_TASK REQUIREMENTS_:
Collect all lines from the listing that include the string "page".

Source data
Start
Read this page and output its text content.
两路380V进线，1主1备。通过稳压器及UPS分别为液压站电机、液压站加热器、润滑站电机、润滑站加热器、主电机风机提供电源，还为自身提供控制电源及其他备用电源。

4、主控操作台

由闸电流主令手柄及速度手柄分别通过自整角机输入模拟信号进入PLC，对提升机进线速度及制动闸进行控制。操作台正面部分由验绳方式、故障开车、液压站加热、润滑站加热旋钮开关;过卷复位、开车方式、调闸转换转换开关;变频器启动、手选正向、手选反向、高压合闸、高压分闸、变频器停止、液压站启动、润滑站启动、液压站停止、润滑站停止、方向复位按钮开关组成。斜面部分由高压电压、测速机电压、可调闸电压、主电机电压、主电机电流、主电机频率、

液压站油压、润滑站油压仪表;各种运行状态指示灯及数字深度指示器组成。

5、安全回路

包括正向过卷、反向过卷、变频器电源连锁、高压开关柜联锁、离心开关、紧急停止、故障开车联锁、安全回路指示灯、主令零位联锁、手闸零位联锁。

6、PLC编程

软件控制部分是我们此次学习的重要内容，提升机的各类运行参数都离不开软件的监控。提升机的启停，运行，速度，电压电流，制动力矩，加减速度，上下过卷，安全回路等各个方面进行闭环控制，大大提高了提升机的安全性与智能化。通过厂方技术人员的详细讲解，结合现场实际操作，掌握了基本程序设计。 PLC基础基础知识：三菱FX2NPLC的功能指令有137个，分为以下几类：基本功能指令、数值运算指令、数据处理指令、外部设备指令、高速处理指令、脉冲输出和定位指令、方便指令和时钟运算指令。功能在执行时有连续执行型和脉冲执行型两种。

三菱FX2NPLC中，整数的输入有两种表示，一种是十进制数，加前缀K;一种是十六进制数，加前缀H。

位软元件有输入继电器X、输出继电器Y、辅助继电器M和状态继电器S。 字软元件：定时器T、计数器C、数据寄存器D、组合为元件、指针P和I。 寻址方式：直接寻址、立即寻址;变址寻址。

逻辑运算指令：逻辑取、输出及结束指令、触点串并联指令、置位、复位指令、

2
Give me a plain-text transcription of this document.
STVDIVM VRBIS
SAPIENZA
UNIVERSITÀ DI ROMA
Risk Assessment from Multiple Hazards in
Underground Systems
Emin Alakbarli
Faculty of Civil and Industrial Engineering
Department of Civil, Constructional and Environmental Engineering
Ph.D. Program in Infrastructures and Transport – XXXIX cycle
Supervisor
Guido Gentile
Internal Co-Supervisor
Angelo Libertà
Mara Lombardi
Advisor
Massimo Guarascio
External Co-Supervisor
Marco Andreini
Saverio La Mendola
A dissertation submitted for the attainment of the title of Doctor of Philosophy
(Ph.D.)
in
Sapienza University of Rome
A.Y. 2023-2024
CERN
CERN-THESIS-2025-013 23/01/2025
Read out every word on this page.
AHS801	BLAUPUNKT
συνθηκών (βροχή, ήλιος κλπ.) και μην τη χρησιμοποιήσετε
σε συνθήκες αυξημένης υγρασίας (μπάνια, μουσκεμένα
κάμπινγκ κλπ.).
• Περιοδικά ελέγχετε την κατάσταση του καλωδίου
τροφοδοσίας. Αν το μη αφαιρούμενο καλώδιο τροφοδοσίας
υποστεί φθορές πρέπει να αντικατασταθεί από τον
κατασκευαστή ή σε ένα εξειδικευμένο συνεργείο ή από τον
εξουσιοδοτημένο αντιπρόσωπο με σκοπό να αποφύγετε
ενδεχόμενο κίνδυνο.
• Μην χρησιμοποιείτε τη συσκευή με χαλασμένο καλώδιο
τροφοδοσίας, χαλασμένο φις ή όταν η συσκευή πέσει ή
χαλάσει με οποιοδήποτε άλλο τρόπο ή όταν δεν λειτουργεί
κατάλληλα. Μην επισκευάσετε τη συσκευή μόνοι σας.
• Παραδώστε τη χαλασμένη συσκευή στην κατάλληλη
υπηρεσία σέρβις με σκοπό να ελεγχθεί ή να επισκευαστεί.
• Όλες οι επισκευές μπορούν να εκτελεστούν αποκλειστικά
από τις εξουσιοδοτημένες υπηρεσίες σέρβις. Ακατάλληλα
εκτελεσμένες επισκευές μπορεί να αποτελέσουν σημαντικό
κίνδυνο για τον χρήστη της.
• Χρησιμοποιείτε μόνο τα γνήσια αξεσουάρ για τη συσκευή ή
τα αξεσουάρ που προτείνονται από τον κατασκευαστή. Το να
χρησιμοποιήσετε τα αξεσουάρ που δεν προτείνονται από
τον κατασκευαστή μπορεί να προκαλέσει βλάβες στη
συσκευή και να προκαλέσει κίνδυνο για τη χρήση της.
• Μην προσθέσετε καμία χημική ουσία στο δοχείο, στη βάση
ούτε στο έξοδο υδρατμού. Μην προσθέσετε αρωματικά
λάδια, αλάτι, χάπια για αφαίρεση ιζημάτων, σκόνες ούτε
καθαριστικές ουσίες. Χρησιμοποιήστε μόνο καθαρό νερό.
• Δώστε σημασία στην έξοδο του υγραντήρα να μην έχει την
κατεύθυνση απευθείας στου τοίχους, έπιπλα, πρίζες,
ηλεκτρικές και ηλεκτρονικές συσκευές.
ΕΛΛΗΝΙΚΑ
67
End
_RESULT FOR THIS TASK_:
Read this page and output its text content.
Read out every word on this page.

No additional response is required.